[Task] Repeat the material below exactly, line for line.

[Records for the task]
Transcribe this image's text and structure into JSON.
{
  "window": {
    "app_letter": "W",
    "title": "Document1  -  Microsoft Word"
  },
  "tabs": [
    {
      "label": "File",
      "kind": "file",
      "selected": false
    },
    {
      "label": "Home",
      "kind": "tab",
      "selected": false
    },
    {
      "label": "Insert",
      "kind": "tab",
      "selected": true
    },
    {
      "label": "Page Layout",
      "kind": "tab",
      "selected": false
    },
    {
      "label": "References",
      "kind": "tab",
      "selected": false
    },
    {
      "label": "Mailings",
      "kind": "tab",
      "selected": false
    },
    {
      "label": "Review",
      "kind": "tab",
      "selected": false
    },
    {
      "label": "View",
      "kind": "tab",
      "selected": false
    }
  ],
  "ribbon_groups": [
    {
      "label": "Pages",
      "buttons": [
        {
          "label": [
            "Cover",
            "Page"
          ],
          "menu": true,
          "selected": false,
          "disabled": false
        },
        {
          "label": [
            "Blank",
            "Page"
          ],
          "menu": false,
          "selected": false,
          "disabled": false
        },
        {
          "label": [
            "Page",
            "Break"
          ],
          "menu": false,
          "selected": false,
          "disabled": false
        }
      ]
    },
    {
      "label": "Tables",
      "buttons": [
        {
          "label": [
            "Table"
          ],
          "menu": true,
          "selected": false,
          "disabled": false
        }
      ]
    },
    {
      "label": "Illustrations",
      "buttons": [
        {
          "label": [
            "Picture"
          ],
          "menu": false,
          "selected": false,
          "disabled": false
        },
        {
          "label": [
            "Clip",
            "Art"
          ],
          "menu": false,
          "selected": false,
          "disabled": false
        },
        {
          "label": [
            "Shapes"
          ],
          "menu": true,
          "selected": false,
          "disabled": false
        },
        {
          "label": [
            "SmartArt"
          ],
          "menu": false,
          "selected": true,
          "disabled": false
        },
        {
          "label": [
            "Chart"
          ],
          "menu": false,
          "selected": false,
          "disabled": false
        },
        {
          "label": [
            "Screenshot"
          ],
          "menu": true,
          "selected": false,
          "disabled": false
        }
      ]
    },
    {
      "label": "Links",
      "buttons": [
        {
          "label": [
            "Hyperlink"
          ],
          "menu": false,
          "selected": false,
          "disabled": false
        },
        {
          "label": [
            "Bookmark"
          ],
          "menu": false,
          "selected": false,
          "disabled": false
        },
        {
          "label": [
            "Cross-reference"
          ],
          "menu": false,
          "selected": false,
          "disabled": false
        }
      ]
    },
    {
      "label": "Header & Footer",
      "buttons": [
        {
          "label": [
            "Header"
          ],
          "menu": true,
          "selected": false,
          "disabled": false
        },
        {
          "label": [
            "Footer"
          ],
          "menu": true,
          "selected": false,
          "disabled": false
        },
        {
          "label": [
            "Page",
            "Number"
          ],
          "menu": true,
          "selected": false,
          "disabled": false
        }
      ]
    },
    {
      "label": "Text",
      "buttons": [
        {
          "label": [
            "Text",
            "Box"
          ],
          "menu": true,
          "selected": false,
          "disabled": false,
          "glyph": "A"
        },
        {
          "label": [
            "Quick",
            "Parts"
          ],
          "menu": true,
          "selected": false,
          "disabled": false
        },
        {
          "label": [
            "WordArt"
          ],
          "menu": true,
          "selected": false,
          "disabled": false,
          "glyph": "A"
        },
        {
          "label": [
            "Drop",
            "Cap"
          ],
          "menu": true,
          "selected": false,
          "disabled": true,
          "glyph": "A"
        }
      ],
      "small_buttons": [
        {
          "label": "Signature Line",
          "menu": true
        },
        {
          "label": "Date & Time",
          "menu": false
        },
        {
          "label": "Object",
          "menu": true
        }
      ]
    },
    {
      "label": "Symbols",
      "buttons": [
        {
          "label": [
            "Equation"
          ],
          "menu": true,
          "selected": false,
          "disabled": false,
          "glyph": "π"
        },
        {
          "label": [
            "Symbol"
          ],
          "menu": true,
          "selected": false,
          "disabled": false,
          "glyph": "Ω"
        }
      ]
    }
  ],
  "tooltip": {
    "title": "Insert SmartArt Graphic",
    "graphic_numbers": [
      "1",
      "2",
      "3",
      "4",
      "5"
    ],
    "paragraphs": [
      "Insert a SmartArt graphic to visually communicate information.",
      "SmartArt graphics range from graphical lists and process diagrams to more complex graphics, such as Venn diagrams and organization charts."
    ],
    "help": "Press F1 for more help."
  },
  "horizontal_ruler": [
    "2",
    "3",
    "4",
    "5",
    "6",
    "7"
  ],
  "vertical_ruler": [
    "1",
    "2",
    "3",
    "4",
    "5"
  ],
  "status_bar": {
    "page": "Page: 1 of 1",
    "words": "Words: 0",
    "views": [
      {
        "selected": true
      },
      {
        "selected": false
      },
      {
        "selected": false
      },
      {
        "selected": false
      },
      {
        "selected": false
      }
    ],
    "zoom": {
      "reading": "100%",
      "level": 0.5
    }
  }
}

[Output]
Transcribe this image's text and structure into JSON.
{
  "window": {
    "app_letter": "W",
    "title": "Document1  -  Microsoft Word"
  },
  "tabs": [
    {
      "label": "File",
      "kind": "file",
      "selected": false
    },
    {
      "label": "Home",
      "kind": "tab",
      "selected": false
    },
    {
      "label": "Insert",
      "kind": "tab",
      "selected": true
    },
    {
      "label": "Page Layout",
      "kind": "tab",
      "selected": false
    },
    {
      "label": "References",
      "kind": "tab",
      "selected": false
    },
    {
      "label": "Mailings",
      "kind": "tab",
      "selected": false
    },
    {
      "label": "Review",
      "kind": "tab",
      "selected": false
    },
    {
      "label": "View",
      "kind": "tab",
      "selected": false
    }
  ],
  "ribbon_groups": [
    {
      "label": "Pages",
      "buttons": [
        {
          "label": [
            "Cover",
            "Page"
          ],
          "menu": true,
          "selected": false,
          "disabled": false
        },
        {
          "label": [
            "Blank",
            "Page"
          ],
          "menu": false,
          "selected": false,
          "disabled": false
        },
        {
          "label": [
            "Page",
            "Break"
          ],
          "menu": false,
          "selected": false,
          "disabled": false
        }
      ]
    },
    {
      "label": "Tables",
      "buttons": [
        {
          "label": [
            "Table"
          ],
          "menu": true,
          "selected": false,
          "disabled": false
        }
      ]
    },
    {
      "label": "Illustrations",
      "buttons": [
        {
          "label": [
            "Picture"
          ],
          "menu": false,
          "selected": false,
          "disabled": false
        },
        {
          "label": [
            "Clip",
            "Art"
          ],
          "menu": false,
          "selected": false,
          "disabled": false
        },
        {
          "label": [
            "Shapes"
          ],
          "menu": true,
          "selected": false,
          "disabled": false
        },
        {
          "label": [
            "SmartArt"
          ],
          "menu": false,
          "selected": true,
          "disabled": false
        },
        {
          "label": [
            "Chart"
          ],
          "menu": false,
          "selected": false,
          "disabled": false
        },
        {
          "label": [
            "Screenshot"
          ],
          "menu": true,
          "selected": false,
          "disabled": false
        }
      ]
    },
    {
      "label": "Links",
      "buttons": [
        {
          "label": [
            "Hyperlink"
          ],
          "menu": false,
          "selected": false,
          "disabled": false
        },
        {
          "label": [
            "Bookmark"
          ],
          "menu": false,
          "selected": false,
          "disabled": false
        },
        {
          "label": [
            "Cross-reference"
          ],
          "menu": false,
          "selected": false,
          "disabled": false
        }
      ]
    },
    {
      "label": "Header & Footer",
      "buttons": [
        {
          "label": [
            "Header"
          ],
          "menu": true,
          "selected": false,
          "disabled": false
        },
        {
          "label": [
            "Footer"
          ],
          "menu": true,
          "selected": false,
          "disabled": false
        },
        {
          "label": [
            "Page",
            "Number"
          ],
          "menu": true,
          "selected": false,
          "disabled": false
        }
      ]
    },
    {
      "label": "Text",
      "buttons": [
        {
          "label": [
            "Text",
            "Box"
          ],
          "menu": true,
          "selected": false,
          "disabled": false,
          "glyph": "A"
        },
        {
          "label": [
            "Quick",
            "Parts"
          ],
          "menu": true,
          "selected": false,
          "disabled": false
        },
        {
          "label": [
            "WordArt"
          ],
          "menu": true,
          "selected": false,
          "disabled": false,
          "glyph": "A"
        },
        {
          "label": [
            "Drop",
            "Cap"
          ],
          "menu": true,
          "selected": false,
          "disabled": true,
          "glyph": "A"
        }
      ],
      "small_buttons": [
        {
          "label": "Signature Line",
          "menu": true
        },
        {
          "label": "Date & Time",
          "menu": false
        },
        {
          "label": "Object",
          "menu": true
        }
      ]
    },
    {
      "label": "Symbols",
      "buttons": [
        {
          "label": [
            "Equation"
          ],
          "menu": true,
          "selected": false,
          "disabled": false,
          "glyph": "π"
        },
        {
          "label": [
            "Symbol"
          ],
          "menu": true,
          "selected": false,
          "disabled": false,
          "glyph": "Ω"
        }
      ]
    }
  ],
  "tooltip": {
    "title": "Insert SmartArt Graphic",
    "graphic_numbers": [
      "1",
      "2",
      "3",
      "4",
      "5"
    ],
    "paragraphs": [
      "Insert a SmartArt graphic to visually communicate information.",
      "SmartArt graphics range from graphical lists and process diagrams to more complex graphics, such as Venn diagrams and organization charts."
    ],
    "help": "Press F1 for more help."
  },
  "horizontal_ruler": [
    "2",
    "3",
    "4",
    "5",
    "6",
    "7"
  ],
  "vertical_ruler": [
    "1",
    "2",
    "3",
    "4",
    "5"
  ],
  "status_bar": {
    "page": "Page: 1 of 1",
    "words": "Words: 0",
    "views": [
      {
        "selected": true
      },
      {
        "selected": false
      },
      {
        "selected": false
      },
      {
        "selected": false
      },
      {
        "selected": false
      }
    ],
    "zoom": {
      "reading": "100%",
      "level": 0.5
    }
  }
}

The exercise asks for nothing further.